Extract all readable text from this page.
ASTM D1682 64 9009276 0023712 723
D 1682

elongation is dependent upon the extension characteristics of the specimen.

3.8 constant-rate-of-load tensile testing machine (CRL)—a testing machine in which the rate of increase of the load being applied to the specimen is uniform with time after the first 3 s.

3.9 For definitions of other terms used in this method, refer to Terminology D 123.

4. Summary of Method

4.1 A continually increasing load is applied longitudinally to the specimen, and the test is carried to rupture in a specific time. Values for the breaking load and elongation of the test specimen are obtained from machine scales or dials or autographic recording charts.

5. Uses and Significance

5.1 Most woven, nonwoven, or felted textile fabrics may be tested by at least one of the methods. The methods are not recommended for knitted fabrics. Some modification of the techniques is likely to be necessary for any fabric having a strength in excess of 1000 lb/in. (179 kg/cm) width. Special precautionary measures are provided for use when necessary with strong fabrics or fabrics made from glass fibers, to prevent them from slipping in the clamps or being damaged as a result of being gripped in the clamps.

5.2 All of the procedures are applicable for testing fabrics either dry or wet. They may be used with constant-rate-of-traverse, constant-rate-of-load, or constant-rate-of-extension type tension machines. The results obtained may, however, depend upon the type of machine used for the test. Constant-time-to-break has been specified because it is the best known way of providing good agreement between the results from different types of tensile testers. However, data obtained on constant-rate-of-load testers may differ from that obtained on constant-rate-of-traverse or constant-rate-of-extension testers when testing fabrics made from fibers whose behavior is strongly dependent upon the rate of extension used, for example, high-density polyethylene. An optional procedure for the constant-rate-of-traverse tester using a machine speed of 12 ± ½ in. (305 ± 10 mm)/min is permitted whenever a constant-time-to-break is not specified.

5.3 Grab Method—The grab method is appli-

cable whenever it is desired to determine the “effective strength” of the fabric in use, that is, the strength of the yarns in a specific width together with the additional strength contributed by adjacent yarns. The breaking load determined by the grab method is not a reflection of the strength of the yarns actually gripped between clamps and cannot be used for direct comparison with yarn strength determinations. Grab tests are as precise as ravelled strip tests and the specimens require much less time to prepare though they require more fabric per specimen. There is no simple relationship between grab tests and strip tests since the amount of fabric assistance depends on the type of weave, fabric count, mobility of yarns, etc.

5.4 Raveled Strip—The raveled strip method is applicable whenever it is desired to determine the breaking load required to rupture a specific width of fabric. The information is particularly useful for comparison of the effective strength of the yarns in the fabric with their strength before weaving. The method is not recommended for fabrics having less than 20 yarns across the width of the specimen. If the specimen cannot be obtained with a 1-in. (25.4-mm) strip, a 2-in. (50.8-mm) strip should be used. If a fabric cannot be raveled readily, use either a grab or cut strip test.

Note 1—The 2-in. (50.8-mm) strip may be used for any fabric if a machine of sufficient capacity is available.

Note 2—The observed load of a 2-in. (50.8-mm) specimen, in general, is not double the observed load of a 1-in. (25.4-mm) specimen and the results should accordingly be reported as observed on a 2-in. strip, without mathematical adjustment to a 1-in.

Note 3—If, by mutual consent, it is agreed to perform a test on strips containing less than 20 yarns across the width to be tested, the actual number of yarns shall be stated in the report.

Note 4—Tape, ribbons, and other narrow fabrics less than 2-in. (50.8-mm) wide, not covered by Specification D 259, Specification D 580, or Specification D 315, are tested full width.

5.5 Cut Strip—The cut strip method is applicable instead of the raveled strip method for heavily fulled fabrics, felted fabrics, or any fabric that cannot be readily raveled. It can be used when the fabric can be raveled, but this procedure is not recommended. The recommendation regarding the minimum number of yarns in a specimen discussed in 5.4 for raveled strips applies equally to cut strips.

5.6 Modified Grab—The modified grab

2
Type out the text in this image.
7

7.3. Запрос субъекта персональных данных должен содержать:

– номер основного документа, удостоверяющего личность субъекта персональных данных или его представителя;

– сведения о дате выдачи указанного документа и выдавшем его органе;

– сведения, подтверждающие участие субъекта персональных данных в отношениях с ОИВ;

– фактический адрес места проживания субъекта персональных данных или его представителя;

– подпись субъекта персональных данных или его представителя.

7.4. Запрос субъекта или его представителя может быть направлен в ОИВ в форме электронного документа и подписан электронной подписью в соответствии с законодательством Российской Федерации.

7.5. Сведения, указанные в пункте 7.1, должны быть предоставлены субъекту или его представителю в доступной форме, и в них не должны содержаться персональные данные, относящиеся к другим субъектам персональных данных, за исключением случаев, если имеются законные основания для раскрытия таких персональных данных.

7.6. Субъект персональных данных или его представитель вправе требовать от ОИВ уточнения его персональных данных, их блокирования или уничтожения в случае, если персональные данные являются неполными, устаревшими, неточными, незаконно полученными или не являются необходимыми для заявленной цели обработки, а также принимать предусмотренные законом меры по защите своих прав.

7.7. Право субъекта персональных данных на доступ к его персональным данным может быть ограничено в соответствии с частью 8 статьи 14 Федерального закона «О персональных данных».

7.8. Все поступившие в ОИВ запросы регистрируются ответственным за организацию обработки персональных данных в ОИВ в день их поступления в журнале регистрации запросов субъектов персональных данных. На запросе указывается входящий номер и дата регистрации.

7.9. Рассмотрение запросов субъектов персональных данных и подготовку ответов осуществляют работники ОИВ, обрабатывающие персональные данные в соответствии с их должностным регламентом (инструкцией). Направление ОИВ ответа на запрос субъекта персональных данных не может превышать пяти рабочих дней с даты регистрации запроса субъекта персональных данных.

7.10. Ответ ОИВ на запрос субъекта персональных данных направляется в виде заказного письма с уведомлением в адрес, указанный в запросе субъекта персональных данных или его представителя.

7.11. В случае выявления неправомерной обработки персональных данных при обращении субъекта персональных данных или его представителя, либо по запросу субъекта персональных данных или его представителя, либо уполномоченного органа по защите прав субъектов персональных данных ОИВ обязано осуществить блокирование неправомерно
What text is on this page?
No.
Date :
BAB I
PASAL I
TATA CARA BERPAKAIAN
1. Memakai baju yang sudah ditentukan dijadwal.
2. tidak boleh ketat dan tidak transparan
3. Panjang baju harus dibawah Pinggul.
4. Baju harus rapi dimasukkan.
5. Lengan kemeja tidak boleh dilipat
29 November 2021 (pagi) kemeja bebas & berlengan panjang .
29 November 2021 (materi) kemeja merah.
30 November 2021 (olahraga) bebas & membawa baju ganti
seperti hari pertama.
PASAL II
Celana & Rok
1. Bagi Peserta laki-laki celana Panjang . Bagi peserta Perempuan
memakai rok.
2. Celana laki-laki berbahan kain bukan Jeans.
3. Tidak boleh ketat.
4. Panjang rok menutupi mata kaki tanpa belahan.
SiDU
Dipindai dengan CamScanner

Your goal
Make an exact copy of the data above.

Exercise result
Extract all readable text from this page.
ASTM D1682 64 9009276 0023712 723
D 1682

elongation is dependent upon the extension characteristics of the specimen.

3.8 constant-rate-of-load tensile testing machine (CRL)—a testing machine in which the rate of increase of the load being applied to the specimen is uniform with time after the first 3 s.

3.9 For definitions of other terms used in this method, refer to Terminology D 123.

4. Summary of Method

4.1 A continually increasing load is applied longitudinally to the specimen, and the test is carried to rupture in a specific time. Values for the breaking load and elongation of the test specimen are obtained from machine scales or dials or autographic recording charts.

5. Uses and Significance

5.1 Most woven, nonwoven, or felted textile fabrics may be tested by at least one of the methods. The methods are not recommended for knitted fabrics. Some modification of the techniques is likely to be necessary for any fabric having a strength in excess of 1000 lb/in. (179 kg/cm) width. Special precautionary measures are provided for use when necessary with strong fabrics or fabrics made from glass fibers, to prevent them from slipping in the clamps or being damaged as a result of being gripped in the clamps.

5.2 All of the procedures are applicable for testing fabrics either dry or wet. They may be used with constant-rate-of-traverse, constant-rate-of-load, or constant-rate-of-extension type tension machines. The results obtained may, however, depend upon the type of machine used for the test. Constant-time-to-break has been specified because it is the best known way of providing good agreement between the results from different types of tensile testers. However, data obtained on constant-rate-of-load testers may differ from that obtained on constant-rate-of-traverse or constant-rate-of-extension testers when testing fabrics made from fibers whose behavior is strongly dependent upon the rate of extension used, for example, high-density polyethylene. An optional procedure for the constant-rate-of-traverse tester using a machine speed of 12 ± ½ in. (305 ± 10 mm)/min is permitted whenever a constant-time-to-break is not specified.

5.3 Grab Method—The grab method is appli-

cable whenever it is desired to determine the “effective strength” of the fabric in use, that is, the strength of the yarns in a specific width together with the additional strength contributed by adjacent yarns. The breaking load determined by the grab method is not a reflection of the strength of the yarns actually gripped between clamps and cannot be used for direct comparison with yarn strength determinations. Grab tests are as precise as ravelled strip tests and the specimens require much less time to prepare though they require more fabric per specimen. There is no simple relationship between grab tests and strip tests since the amount of fabric assistance depends on the type of weave, fabric count, mobility of yarns, etc.

5.4 Raveled Strip—The raveled strip method is applicable whenever it is desired to determine the breaking load required to rupture a specific width of fabric. The information is particularly useful for comparison of the effective strength of the yarns in the fabric with their strength before weaving. The method is not recommended for fabrics having less than 20 yarns across the width of the specimen. If the specimen cannot be obtained with a 1-in. (25.4-mm) strip, a 2-in. (50.8-mm) strip should be used. If a fabric cannot be raveled readily, use either a grab or cut strip test.

Note 1—The 2-in. (50.8-mm) strip may be used for any fabric if a machine of sufficient capacity is available.

Note 2—The observed load of a 2-in. (50.8-mm) specimen, in general, is not double the observed load of a 1-in. (25.4-mm) specimen and the results should accordingly be reported as observed on a 2-in. strip, without mathematical adjustment to a 1-in.

Note 3—If, by mutual consent, it is agreed to perform a test on strips containing less than 20 yarns across the width to be tested, the actual number of yarns shall be stated in the report.

Note 4—Tape, ribbons, and other narrow fabrics less than 2-in. (50.8-mm) wide, not covered by Specification D 259, Specification D 580, or Specification D 315, are tested full width.

5.5 Cut Strip—The cut strip method is applicable instead of the raveled strip method for heavily fulled fabrics, felted fabrics, or any fabric that cannot be readily raveled. It can be used when the fabric can be raveled, but this procedure is not recommended. The recommendation regarding the minimum number of yarns in a specimen discussed in 5.4 for raveled strips applies equally to cut strips.

5.6 Modified Grab—The modified grab

2
Type out the text in this image.
7

7.3. Запрос субъекта персональных данных должен содержать:

– номер основного документа, удостоверяющего личность субъекта персональных данных или его представителя;

– сведения о дате выдачи указанного документа и выдавшем его органе;

– сведения, подтверждающие участие субъекта персональных данных в отношениях с ОИВ;

– фактический адрес места проживания субъекта персональных данных или его представителя;

– подпись субъекта персональных данных или его представителя.

7.4. Запрос субъекта или его представителя может быть направлен в ОИВ в форме электронного документа и подписан электронной подписью в соответствии с законодательством Российской Федерации.

7.5. Сведения, указанные в пункте 7.1, должны быть предоставлены субъекту или его представителю в доступной форме, и в них не должны содержаться персональные данные, относящиеся к другим субъектам персональных данных, за исключением случаев, если имеются законные основания для раскрытия таких персональных данных.

7.6. Субъект персональных данных или его представитель вправе требовать от ОИВ уточнения его персональных данных, их блокирования или уничтожения в случае, если персональные данные являются неполными, устаревшими, неточными, незаконно полученными или не являются необходимыми для заявленной цели обработки, а также принимать предусмотренные законом меры по защите своих прав.

7.7. Право субъекта персональных данных на доступ к его персональным данным может быть ограничено в соответствии с частью 8 статьи 14 Федерального закона «О персональных данных».

7.8. Все поступившие в ОИВ запросы регистрируются ответственным за организацию обработки персональных данных в ОИВ в день их поступления в журнале регистрации запросов субъектов персональных данных. На запросе указывается входящий номер и дата регистрации.

7.9. Рассмотрение запросов субъектов персональных данных и подготовку ответов осуществляют работники ОИВ, обрабатывающие персональные данные в соответствии с их должностным регламентом (инструкцией). Направление ОИВ ответа на запрос субъекта персональных данных не может превышать пяти рабочих дней с даты регистрации запроса субъекта персональных данных.

7.10. Ответ ОИВ на запрос субъекта персональных данных направляется в виде заказного письма с уведомлением в адрес, указанный в запросе субъекта персональных данных или его представителя.

7.11. В случае выявления неправомерной обработки персональных данных при обращении субъекта персональных данных или его представителя, либо по запросу субъекта персональных данных или его представителя, либо уполномоченного органа по защите прав субъектов персональных данных ОИВ обязано осуществить блокирование неправомерно
What text is on this page?
No.
Date :
BAB I
PASAL I
TATA CARA BERPAKAIAN
1. Memakai baju yang sudah ditentukan dijadwal.
2. tidak boleh ketat dan tidak transparan
3. Panjang baju harus dibawah Pinggul.
4. Baju harus rapi dimasukkan.
5. Lengan kemeja tidak boleh dilipat
29 November 2021 (pagi) kemeja bebas & berlengan panjang .
29 November 2021 (materi) kemeja merah.
30 November 2021 (olahraga) bebas & membawa baju ganti
seperti hari pertama.
PASAL II
Celana & Rok
1. Bagi Peserta laki-laki celana Panjang . Bagi peserta Perempuan
memakai rok.
2. Celana laki-laki berbahan kain bukan Jeans.
3. Tidak boleh ketat.
4. Panjang rok menutupi mata kaki tanpa belahan.
SiDU
Dipindai dengan CamScanner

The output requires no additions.